→ What the exercise asks: From the start of the records through the line that contains "data-point — [326, 779, 338, 791]", rename every "data-point" to "data-marker" and reproduce those lines with everything else unchanged.

☆ ☆ ☆ ☆ ☆

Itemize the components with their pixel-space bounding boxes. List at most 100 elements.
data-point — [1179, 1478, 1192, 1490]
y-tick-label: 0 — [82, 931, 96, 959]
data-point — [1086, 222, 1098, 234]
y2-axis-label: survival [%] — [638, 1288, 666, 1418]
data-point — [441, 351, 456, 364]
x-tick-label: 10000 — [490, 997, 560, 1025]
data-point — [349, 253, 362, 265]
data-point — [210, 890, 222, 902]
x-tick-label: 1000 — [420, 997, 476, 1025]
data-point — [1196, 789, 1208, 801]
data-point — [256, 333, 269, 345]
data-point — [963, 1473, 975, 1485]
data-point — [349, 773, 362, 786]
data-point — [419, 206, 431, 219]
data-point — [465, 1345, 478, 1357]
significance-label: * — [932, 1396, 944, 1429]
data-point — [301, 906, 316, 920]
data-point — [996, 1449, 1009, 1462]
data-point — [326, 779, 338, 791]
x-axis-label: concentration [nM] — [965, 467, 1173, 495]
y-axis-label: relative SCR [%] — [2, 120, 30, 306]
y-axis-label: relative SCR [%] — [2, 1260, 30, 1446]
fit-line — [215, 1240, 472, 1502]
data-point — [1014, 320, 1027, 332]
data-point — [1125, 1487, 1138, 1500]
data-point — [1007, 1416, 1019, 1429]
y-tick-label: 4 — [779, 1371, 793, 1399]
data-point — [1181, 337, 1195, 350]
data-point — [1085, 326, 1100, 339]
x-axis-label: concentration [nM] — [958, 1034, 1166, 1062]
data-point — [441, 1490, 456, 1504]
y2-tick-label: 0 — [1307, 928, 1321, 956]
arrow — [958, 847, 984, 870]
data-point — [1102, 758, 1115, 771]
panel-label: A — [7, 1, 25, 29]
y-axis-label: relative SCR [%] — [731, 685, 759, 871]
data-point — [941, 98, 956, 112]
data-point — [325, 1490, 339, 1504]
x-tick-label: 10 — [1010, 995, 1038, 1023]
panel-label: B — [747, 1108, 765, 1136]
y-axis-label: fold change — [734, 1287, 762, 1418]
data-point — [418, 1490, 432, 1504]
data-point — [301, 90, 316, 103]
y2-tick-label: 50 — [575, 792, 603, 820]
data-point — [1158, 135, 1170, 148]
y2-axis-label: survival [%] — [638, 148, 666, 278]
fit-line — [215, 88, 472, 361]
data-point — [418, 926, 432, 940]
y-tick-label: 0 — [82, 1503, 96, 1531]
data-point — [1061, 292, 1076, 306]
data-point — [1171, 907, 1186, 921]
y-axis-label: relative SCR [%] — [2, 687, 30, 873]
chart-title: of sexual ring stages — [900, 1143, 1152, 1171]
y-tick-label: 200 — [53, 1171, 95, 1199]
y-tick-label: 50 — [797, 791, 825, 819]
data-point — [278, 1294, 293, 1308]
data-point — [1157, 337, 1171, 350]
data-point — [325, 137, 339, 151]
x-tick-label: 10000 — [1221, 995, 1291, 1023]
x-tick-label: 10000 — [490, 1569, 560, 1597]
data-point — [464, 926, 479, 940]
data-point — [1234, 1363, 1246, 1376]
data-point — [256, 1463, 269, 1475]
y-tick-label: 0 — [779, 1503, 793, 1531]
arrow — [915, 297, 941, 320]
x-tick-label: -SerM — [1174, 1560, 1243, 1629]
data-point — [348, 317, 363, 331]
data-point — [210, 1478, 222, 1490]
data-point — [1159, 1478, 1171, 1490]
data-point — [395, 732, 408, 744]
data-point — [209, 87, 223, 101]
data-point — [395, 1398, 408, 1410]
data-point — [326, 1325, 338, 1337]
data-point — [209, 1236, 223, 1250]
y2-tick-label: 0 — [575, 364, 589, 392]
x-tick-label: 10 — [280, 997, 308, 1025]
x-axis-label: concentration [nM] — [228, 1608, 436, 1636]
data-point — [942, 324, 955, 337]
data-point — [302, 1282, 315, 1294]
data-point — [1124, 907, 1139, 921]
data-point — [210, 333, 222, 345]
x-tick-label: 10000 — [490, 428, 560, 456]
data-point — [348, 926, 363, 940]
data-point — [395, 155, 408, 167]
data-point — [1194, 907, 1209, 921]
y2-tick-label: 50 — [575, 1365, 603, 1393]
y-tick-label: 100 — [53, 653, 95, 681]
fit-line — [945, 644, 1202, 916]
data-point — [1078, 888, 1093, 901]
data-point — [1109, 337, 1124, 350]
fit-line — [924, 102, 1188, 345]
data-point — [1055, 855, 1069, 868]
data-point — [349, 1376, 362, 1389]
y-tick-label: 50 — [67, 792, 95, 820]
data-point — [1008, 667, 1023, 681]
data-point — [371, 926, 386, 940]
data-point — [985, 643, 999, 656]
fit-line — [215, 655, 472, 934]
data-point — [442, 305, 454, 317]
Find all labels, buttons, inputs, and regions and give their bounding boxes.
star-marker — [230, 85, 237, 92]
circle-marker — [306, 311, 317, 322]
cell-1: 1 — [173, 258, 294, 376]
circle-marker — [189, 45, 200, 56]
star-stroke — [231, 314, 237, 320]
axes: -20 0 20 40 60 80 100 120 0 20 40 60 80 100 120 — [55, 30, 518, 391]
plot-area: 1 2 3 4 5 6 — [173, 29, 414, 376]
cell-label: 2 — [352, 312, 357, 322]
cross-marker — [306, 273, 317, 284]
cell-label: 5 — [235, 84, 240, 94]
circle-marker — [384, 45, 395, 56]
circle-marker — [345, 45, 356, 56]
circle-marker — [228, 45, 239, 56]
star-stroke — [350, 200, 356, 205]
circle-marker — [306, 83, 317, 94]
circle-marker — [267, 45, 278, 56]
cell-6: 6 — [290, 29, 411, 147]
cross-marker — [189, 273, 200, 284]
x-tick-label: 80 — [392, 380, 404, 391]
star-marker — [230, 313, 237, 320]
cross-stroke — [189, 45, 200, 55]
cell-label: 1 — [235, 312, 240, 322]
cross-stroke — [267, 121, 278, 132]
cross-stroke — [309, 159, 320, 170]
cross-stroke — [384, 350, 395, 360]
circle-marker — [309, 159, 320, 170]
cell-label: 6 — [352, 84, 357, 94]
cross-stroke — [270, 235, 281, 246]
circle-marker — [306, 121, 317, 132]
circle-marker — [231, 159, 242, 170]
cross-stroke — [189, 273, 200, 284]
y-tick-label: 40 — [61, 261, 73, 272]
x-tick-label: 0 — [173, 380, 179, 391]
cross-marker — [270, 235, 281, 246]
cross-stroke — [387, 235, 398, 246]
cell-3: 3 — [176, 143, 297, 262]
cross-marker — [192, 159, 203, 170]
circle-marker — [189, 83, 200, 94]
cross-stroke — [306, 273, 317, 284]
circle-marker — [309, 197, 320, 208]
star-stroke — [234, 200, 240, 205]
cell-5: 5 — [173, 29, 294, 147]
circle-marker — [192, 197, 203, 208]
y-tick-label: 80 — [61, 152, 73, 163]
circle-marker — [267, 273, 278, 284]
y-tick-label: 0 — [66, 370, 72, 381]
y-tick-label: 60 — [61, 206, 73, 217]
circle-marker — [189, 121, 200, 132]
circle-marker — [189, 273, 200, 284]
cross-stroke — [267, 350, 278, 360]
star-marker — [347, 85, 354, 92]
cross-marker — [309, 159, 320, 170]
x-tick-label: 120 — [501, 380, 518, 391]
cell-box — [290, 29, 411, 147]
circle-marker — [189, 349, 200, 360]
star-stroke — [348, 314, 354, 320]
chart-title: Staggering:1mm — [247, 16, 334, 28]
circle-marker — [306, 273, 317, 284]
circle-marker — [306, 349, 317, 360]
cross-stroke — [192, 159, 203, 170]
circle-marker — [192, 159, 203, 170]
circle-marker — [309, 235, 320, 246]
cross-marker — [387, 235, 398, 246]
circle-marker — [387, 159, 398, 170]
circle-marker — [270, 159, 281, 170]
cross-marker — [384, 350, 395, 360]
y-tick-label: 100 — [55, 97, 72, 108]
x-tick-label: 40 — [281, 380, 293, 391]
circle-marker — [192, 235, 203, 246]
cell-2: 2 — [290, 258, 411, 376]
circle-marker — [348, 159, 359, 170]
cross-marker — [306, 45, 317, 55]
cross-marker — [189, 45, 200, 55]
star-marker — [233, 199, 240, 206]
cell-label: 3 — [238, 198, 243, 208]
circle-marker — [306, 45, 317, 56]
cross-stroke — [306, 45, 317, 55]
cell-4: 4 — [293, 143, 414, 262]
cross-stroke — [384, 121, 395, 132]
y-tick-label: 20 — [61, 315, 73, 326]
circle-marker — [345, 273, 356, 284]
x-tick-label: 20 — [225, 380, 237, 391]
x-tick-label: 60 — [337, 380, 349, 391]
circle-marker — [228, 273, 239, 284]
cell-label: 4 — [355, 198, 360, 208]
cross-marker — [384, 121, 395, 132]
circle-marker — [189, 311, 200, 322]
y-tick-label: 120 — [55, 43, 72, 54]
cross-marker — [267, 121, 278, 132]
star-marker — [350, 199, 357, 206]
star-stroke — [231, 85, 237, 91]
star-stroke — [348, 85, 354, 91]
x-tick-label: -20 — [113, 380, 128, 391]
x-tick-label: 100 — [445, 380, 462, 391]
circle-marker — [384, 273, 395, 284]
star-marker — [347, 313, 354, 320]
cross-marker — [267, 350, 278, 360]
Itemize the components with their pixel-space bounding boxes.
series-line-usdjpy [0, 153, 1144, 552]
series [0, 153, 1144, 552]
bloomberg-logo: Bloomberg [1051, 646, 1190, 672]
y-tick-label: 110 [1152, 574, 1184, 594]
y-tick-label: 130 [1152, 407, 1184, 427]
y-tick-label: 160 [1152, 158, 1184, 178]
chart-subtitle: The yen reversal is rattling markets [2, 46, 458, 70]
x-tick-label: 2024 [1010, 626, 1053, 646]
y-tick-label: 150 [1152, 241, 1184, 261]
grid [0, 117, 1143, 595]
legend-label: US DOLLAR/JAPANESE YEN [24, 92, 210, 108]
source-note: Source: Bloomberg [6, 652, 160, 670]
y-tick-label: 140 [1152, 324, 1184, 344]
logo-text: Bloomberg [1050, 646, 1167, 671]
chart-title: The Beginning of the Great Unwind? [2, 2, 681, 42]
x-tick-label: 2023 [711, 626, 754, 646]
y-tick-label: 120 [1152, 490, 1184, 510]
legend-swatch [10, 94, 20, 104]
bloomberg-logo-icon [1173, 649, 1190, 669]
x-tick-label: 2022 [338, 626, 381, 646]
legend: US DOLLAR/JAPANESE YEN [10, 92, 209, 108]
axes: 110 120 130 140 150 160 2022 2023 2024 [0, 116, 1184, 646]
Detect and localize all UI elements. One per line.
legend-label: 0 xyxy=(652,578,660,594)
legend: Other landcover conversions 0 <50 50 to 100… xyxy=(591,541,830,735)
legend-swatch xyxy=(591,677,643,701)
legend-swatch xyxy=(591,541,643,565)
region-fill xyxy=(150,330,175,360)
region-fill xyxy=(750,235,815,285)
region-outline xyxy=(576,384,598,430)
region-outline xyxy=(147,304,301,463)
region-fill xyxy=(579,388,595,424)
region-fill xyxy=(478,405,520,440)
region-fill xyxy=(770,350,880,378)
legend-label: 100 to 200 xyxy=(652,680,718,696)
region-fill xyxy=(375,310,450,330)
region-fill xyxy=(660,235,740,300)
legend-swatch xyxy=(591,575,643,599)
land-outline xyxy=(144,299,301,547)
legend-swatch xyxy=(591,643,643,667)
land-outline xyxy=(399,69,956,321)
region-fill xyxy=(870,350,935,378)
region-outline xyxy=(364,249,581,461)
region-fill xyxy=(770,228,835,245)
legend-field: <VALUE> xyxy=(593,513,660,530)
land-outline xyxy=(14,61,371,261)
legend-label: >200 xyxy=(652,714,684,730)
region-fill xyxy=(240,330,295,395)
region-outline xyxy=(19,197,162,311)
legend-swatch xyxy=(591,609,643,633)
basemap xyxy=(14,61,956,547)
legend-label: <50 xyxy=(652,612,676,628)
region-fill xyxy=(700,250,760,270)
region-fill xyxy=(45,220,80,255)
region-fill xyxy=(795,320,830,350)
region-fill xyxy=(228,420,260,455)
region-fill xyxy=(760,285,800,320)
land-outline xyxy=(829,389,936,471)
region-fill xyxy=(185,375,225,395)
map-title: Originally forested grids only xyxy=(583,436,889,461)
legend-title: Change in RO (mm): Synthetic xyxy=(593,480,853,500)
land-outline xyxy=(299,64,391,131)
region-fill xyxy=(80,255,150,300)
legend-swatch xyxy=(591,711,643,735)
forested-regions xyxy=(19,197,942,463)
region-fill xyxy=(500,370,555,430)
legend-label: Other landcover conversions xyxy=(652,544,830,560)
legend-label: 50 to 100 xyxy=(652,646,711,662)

☆ ☆ ☆ ☆ ☆

→ Exercise solution:
Itemize the components with their pixel-space bounding boxes. List at most 100 elements.
data-marker — [1179, 1478, 1192, 1490]
y-tick-label: 0 — [82, 931, 96, 959]
data-marker — [1086, 222, 1098, 234]
y2-axis-label: survival [%] — [638, 1288, 666, 1418]
data-marker — [441, 351, 456, 364]
x-tick-label: 10000 — [490, 997, 560, 1025]
data-marker — [349, 253, 362, 265]
data-marker — [210, 890, 222, 902]
x-tick-label: 1000 — [420, 997, 476, 1025]
data-marker — [1196, 789, 1208, 801]
data-marker — [256, 333, 269, 345]
data-marker — [963, 1473, 975, 1485]
data-marker — [349, 773, 362, 786]
data-marker — [419, 206, 431, 219]
data-marker — [465, 1345, 478, 1357]
significance-label: * — [932, 1396, 944, 1429]
data-marker — [301, 906, 316, 920]
data-marker — [996, 1449, 1009, 1462]
data-marker — [326, 779, 338, 791]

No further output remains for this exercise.